* [Aim]: Produce an exact copy of all the records.

* [Excerpted data]:

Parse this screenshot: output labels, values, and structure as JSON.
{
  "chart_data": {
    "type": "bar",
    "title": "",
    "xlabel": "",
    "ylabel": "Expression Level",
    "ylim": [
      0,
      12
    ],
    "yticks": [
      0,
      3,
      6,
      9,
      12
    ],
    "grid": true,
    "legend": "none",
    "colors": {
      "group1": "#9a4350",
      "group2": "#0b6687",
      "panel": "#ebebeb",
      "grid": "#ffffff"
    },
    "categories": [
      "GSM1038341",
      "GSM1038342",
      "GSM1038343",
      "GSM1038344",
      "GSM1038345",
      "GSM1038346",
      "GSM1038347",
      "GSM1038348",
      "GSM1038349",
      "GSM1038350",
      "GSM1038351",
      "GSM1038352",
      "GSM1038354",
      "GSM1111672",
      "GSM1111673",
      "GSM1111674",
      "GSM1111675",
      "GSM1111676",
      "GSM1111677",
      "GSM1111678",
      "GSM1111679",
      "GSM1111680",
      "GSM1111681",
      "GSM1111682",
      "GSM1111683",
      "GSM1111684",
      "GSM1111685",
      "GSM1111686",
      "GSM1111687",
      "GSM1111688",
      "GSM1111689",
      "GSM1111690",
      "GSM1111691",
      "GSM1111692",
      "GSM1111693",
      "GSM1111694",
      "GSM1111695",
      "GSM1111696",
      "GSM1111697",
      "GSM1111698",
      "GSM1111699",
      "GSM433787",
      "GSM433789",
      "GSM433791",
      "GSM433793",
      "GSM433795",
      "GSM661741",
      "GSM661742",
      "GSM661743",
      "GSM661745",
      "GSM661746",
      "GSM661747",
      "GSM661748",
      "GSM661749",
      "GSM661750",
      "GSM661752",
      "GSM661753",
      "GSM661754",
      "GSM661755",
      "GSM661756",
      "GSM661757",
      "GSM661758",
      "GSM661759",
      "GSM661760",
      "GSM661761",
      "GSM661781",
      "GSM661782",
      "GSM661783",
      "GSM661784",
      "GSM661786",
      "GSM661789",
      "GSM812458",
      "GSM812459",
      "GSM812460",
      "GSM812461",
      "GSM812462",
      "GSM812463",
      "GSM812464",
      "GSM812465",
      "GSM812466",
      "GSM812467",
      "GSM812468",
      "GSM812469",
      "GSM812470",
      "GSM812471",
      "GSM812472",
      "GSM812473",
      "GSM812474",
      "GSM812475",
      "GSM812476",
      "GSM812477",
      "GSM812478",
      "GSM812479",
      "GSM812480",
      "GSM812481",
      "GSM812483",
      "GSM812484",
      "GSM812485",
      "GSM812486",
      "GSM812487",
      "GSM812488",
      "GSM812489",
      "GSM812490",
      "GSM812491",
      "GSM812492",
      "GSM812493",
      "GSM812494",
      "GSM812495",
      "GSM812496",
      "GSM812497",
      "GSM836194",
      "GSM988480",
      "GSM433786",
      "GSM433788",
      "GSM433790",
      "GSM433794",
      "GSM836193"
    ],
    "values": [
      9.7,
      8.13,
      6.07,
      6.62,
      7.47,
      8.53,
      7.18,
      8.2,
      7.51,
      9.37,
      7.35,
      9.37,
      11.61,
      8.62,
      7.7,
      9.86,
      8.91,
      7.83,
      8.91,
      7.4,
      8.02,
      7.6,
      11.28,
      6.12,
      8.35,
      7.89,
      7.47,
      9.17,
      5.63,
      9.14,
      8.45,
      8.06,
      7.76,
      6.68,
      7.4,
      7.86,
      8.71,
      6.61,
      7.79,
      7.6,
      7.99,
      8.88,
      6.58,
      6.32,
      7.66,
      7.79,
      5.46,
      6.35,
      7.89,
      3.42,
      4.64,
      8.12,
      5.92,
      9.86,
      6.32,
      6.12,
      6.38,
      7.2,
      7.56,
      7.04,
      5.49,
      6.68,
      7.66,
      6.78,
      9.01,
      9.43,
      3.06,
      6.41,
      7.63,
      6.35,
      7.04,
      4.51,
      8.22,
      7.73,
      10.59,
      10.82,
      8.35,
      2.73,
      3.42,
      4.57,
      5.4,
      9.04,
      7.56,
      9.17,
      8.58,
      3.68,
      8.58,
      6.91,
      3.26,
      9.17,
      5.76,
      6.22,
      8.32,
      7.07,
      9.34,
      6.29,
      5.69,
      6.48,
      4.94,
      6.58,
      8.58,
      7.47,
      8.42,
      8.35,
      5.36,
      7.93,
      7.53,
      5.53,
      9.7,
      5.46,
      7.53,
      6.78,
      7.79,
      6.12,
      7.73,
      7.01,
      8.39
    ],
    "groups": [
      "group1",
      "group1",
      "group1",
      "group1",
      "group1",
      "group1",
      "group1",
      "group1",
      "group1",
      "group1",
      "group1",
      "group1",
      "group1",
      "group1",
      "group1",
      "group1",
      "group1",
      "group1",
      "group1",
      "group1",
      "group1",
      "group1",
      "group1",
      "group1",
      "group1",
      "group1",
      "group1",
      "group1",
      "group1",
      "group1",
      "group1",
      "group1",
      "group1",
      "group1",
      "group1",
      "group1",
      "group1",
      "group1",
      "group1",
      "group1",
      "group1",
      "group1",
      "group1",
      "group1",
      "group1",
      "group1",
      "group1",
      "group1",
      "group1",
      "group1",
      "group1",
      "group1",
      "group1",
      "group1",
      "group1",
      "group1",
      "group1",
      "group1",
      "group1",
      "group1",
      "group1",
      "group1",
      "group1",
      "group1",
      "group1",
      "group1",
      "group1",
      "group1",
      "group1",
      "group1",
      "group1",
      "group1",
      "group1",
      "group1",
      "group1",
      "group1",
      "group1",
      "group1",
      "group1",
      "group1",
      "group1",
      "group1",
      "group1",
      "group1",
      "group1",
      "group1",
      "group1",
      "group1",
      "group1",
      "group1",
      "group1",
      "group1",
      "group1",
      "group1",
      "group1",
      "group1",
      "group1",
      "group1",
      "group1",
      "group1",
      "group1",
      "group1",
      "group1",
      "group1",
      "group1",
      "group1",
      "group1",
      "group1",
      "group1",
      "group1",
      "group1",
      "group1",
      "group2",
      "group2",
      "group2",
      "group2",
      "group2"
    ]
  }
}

* [Exercise response]:
Parse this screenshot: output labels, values, and structure as JSON.
{
  "chart_data": {
    "type": "bar",
    "title": "",
    "xlabel": "",
    "ylabel": "Expression Level",
    "ylim": [
      0,
      12
    ],
    "yticks": [
      0,
      3,
      6,
      9,
      12
    ],
    "grid": true,
    "legend": "none",
    "colors": {
      "group1": "#9a4350",
      "group2": "#0b6687",
      "panel": "#ebebeb",
      "grid": "#ffffff"
    },
    "categories": [
      "GSM1038341",
      "GSM1038342",
      "GSM1038343",
      "GSM1038344",
      "GSM1038345",
      "GSM1038346",
      "GSM1038347",
      "GSM1038348",
      "GSM1038349",
      "GSM1038350",
      "GSM1038351",
      "GSM1038352",
      "GSM1038354",
      "GSM1111672",
      "GSM1111673",
      "GSM1111674",
      "GSM1111675",
      "GSM1111676",
      "GSM1111677",
      "GSM1111678",
      "GSM1111679",
      "GSM1111680",
      "GSM1111681",
      "GSM1111682",
      "GSM1111683",
      "GSM1111684",
      "GSM1111685",
      "GSM1111686",
      "GSM1111687",
      "GSM1111688",
      "GSM1111689",
      "GSM1111690",
      "GSM1111691",
      "GSM1111692",
      "GSM1111693",
      "GSM1111694",
      "GSM1111695",
      "GSM1111696",
      "GSM1111697",
      "GSM1111698",
      "GSM1111699",
      "GSM433787",
      "GSM433789",
      "GSM433791",
      "GSM433793",
      "GSM433795",
      "GSM661741",
      "GSM661742",
      "GSM661743",
      "GSM661745",
      "GSM661746",
      "GSM661747",
      "GSM661748",
      "GSM661749",
      "GSM661750",
      "GSM661752",
      "GSM661753",
      "GSM661754",
      "GSM661755",
      "GSM661756",
      "GSM661757",
      "GSM661758",
      "GSM661759",
      "GSM661760",
      "GSM661761",
      "GSM661781",
      "GSM661782",
      "GSM661783",
      "GSM661784",
      "GSM661786",
      "GSM661789",
      "GSM812458",
      "GSM812459",
      "GSM812460",
      "GSM812461",
      "GSM812462",
      "GSM812463",
      "GSM812464",
      "GSM812465",
      "GSM812466",
      "GSM812467",
      "GSM812468",
      "GSM812469",
      "GSM812470",
      "GSM812471",
      "GSM812472",
      "GSM812473",
      "GSM812474",
      "GSM812475",
      "GSM812476",
      "GSM812477",
      "GSM812478",
      "GSM812479",
      "GSM812480",
      "GSM812481",
      "GSM812483",
      "GSM812484",
      "GSM812485",
      "GSM812486",
      "GSM812487",
      "GSM812488",
      "GSM812489",
      "GSM812490",
      "GSM812491",
      "GSM812492",
      "GSM812493",
      "GSM812494",
      "GSM812495",
      "GSM812496",
      "GSM812497",
      "GSM836194",
      "GSM988480",
      "GSM433786",
      "GSM433788",
      "GSM433790",
      "GSM433794",
      "GSM836193"
    ],
    "values": [
      9.7,
      8.13,
      6.07,
      6.62,
      7.47,
      8.53,
      7.18,
      8.2,
      7.51,
      9.37,
      7.35,
      9.37,
      11.61,
      8.62,
      7.7,
      9.86,
      8.91,
      7.83,
      8.91,
      7.4,
      8.02,
      7.6,
      11.28,
      6.12,
      8.35,
      7.89,
      7.47,
      9.17,
      5.63,
      9.14,
      8.45,
      8.06,
      7.76,
      6.68,
      7.4,
      7.86,
      8.71,
      6.61,
      7.79,
      7.6,
      7.99,
      8.88,
      6.58,
      6.32,
      7.66,
      7.79,
      5.46,
      6.35,
      7.89,
      3.42,
      4.64,
      8.12,
      5.92,
      9.86,
      6.32,
      6.12,
      6.38,
      7.2,
      7.56,
      7.04,
      5.49,
      6.68,
      7.66,
      6.78,
      9.01,
      9.43,
      3.06,
      6.41,
      7.63,
      6.35,
      7.04,
      4.51,
      8.22,
      7.73,
      10.59,
      10.82,
      8.35,
      2.73,
      3.42,
      4.57,
      5.4,
      9.04,
      7.56,
      9.17,
      8.58,
      3.68,
      8.58,
      6.91,
      3.26,
      9.17,
      5.76,
      6.22,
      8.32,
      7.07,
      9.34,
      6.29,
      5.69,
      6.48,
      4.94,
      6.58,
      8.58,
      7.47,
      8.42,
      8.35,
      5.36,
      7.93,
      7.53,
      5.53,
      9.7,
      5.46,
      7.53,
      6.78,
      7.79,
      6.12,
      7.73,
      7.01,
      8.39
    ],
    "groups": [
      "group1",
      "group1",
      "group1",
      "group1",
      "group1",
      "group1",
      "group1",
      "group1",
      "group1",
      "group1",
      "group1",
      "group1",
      "group1",
      "group1",
      "group1",
      "group1",
      "group1",
      "group1",
      "group1",
      "group1",
      "group1",
      "group1",
      "group1",
      "group1",
      "group1",
      "group1",
      "group1",
      "group1",
      "group1",
      "group1",
      "group1",
      "group1",
      "group1",
      "group1",
      "group1",
      "group1",
      "group1",
      "group1",
      "group1",
      "group1",
      "group1",
      "group1",
      "group1",
      "group1",
      "group1",
      "group1",
      "group1",
      "group1",
      "group1",
      "group1",
      "group1",
      "group1",
      "group1",
      "group1",
      "group1",
      "group1",
      "group1",
      "group1",
      "group1",
      "group1",
      "group1",
      "group1",
      "group1",
      "group1",
      "group1",
      "group1",
      "group1",
      "group1",
      "group1",
      "group1",
      "group1",
      "group1",
      "group1",
      "group1",
      "group1",
      "group1",
      "group1",
      "group1",
      "group1",
      "group1",
      "group1",
      "group1",
      "group1",
      "group1",
      "group1",
      "group1",
      "group1",
      "group1",
      "group1",
      "group1",
      "group1",
      "group1",
      "group1",
      "group1",
      "group1",
      "group1",
      "group1",
      "group1",
      "group1",
      "group1",
      "group1",
      "group1",
      "group1",
      "group1",
      "group1",
      "group1",
      "group1",
      "group1",
      "group1",
      "group1",
      "group1",
      "group1",
      "group2",
      "group2",
      "group2",
      "group2",
      "group2"
    ]
  }
}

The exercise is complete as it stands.